_Set of tasks:_
[A] In the article on the 1917 VPI Gobblers football team, rewrite the part that opens with "The starting lineup" and closes with "Wiegel and Willis.", changing "substitutes" to "reserves".
[B] Go on with the article on the 1917 VPI Gobblers football team, starting right after its last sentence.
----- Passage shown
- Conference: South Atlantic Intercollegiate Athletic Association
- Record: 6–2–1 (2–1–1 SAIAA)
- Head coach: Charles Bernier (1st season);
- Captain: Harry Temple Parrish
- Home stadium: Miles Field

= 1917 VPI Gobblers football team =

American college football season

The 1917 VPI Gobblers football team represented the Virginia Polytechnic Institute in the 1917 college football season. The team was led by their head coach Charles Bernier and finished with a record of six wins, two losses and one tie (6–2–1).

==Schedule==

| Date | Time | Opponent | Site | Result | Attendance | Source |
| October 6 |  | Hampden–Sydney* | Miles Field; Blacksburg, VA; | W 12–0 |  |  |
| October 13 |  | Emory and Henry* | Miles Field; Blacksburg, VA; | W 59–6 |  |  |
| October 20 |  | Davidson | Miles Field; Blacksburg, VA; | W 13–7 |  |  |
| October 27 | 3:00 p.m. | at Georgetown | Georgetown Field; Washington, DC; | L 0–28 |  |  |
| November 3 |  | Wake Forest* | Miles Field; Blacksburg, VA; | W 50–0 |  |  |
| November 10 |  | vs. West Virginia* | League Park; Huntington, WV (rivalry); | L 3–27 | 4,000 |  |
| November 17 | 2:30 p.m. | vs. North Carolina A&M | League Park; Norfolk, VA; | T 7–7 | 3,500 |  |
| November 24 |  | Roanoke* | Miles Field; Blacksburg, VA; | W 70–0 |  |  |
| November 29 | 2:45 p.m. | vs. VMI | Fair Grounds; Roanoke, VA (rivalry); | W 6–0 |  |  |
*Non-conference game;

==Before the season==
The 1916 VPI Gobblers football team compiled a 7–2 record and were led by Jack E. Ingersoll in his only season as head coach.

==Game summaries==
===Hampden–Sydney===

VPI's first game of the season was a victory over Hampden–Sydney at Miles Field.

The starting lineup for VPI was: Hardwick (left end), H. Parrish (left tackle), McNeil (left guard), Currie (center), Young (right guard), Crisp (right tackle), Younger (right end), E. Roden (quarterback), Peyton (left halfback), Benner (right halfback), Godsey (fullback). The substitutes were: Lester, B. Parrish, D. Roden, Wiegel and Willis.
----------
----- Supplied data
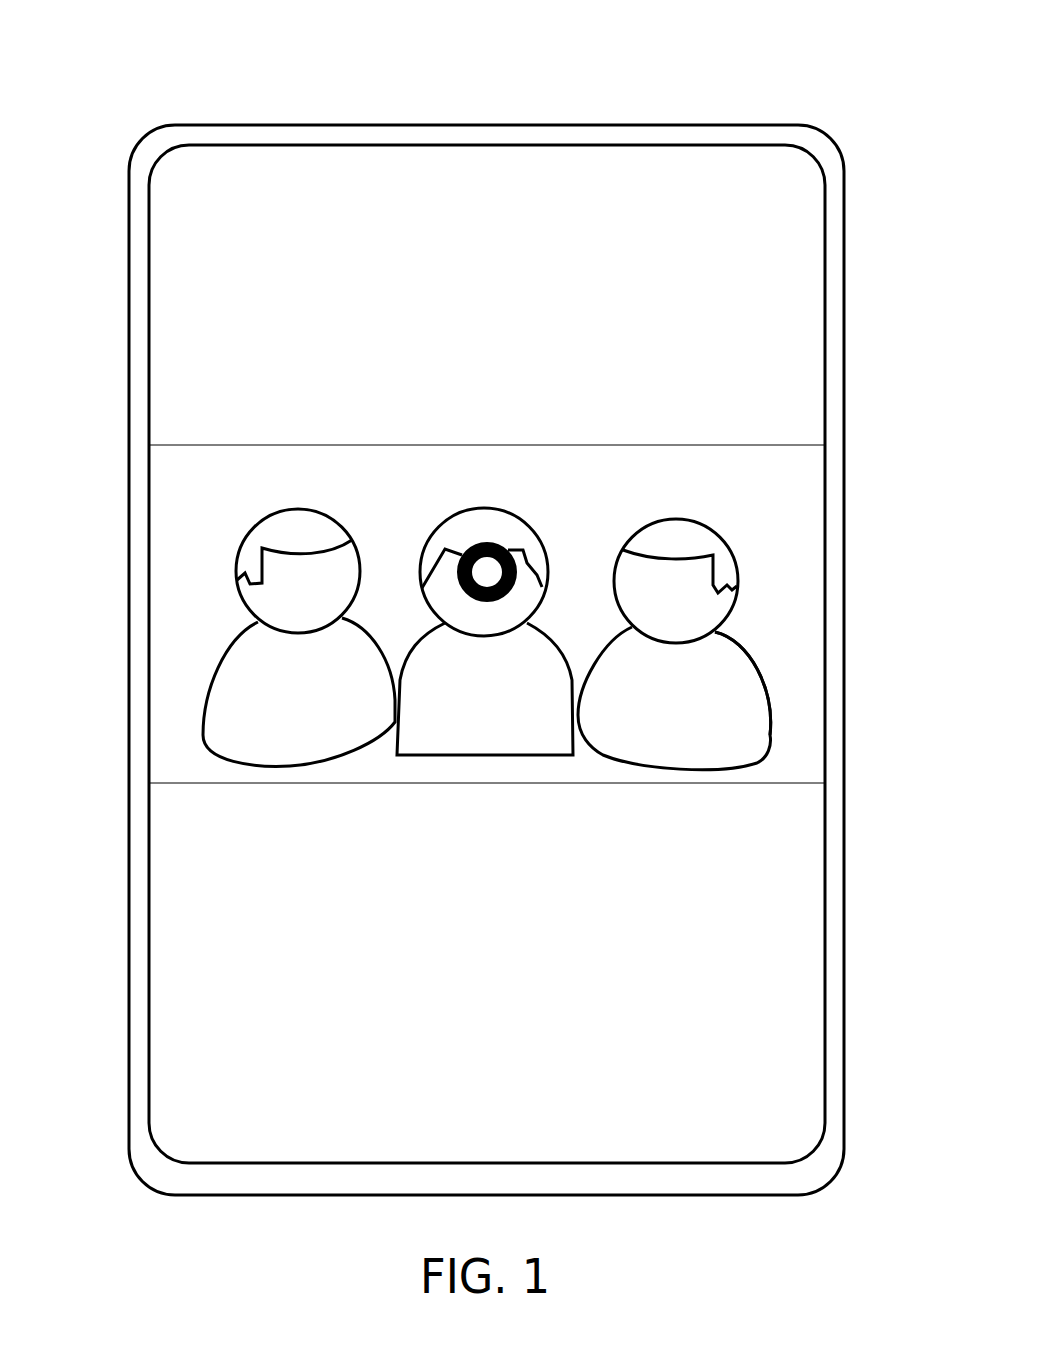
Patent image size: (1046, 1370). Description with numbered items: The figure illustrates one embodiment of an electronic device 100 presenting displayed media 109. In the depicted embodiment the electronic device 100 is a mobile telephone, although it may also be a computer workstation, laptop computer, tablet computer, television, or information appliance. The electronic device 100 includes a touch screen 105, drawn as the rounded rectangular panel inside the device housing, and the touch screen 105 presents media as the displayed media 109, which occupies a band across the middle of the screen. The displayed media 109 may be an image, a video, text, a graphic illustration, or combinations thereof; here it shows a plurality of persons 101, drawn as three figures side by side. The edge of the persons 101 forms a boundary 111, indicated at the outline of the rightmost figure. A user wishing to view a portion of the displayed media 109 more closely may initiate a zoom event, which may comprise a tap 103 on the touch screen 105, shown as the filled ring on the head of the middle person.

The electronic device 100 is at (150, 130).
The touch screen 105 is at (223, 183).
The displayed media 109 is at (787, 482).
The persons 101 is at (294, 702).
The tap 103 is at (525, 552).
The boundary 111 is at (773, 733).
----------
_Answer set:_
[A]
The starting lineup for VPI was: Hardwick (left end), H. Parrish (left tackle), McNeil (left guard), Currie (center), Young (right guard), Crisp (right tackle), Younger (right end), E. Roden (quarterback), Peyton (left halfback), Benner (right halfback), Godsey (fullback). The reserves were: Lester, B. Parrish, D. Roden, Wiegel and Willis.

[B]
The starting lineup for Hampden–Sydney was: Walter Aylor (left end), T. Scott (left tackle), J. W. Hogshead (left guard), R. G. Fergusson (center), Henry Allen (right guard), Ernest Herzig (right tackle), R. D. Warren (right end), Johns (quarterback), James Graham (left halfback), Thomas Parrish (right halfback), James Warren (fullback). The substitutes were: Henry Rolston.

| Team | 1 | 2 | 3 | 4 | Total |
|---|---|---|---|---|---|
| HS | 0 | 0 | 0 | 0 | 0 |
| • VPI | 6 | 0 | 0 | 6 | 12 |

===Emory and Henry===
After their victory over Hampden–Sydney, VPI played Emory and Henry University at Miles Field.

The starting lineup for VPI was: Powers (left end), H. Parrish (left tackle), McNeil (left guard), Currie (center), Lester (right guard), Rangely (right tackle), D. Roden (right end), Bock (quarterback), Wiegel (left halfback), Benner (right halfback), Crisp (fullback). The substitutes were: Charles, Godsey, Hardwick, Lybrook, Matthews, Mckann, Miller, Robinson, Thornton, Ward, Wills, Yates and Young.

The starting lineup for Emory and Henry was: Rowe (left end), Enright (left tackle), Morris (left guard), Lotspiech (center), Anderson (right guard), D. Tilson (right tackle), Terry (right end), Pedie Jackson (quarterback), French (left halfback), Havter (right halfback), W. Tilson (fullback). The substitutes were: Hughes and Long.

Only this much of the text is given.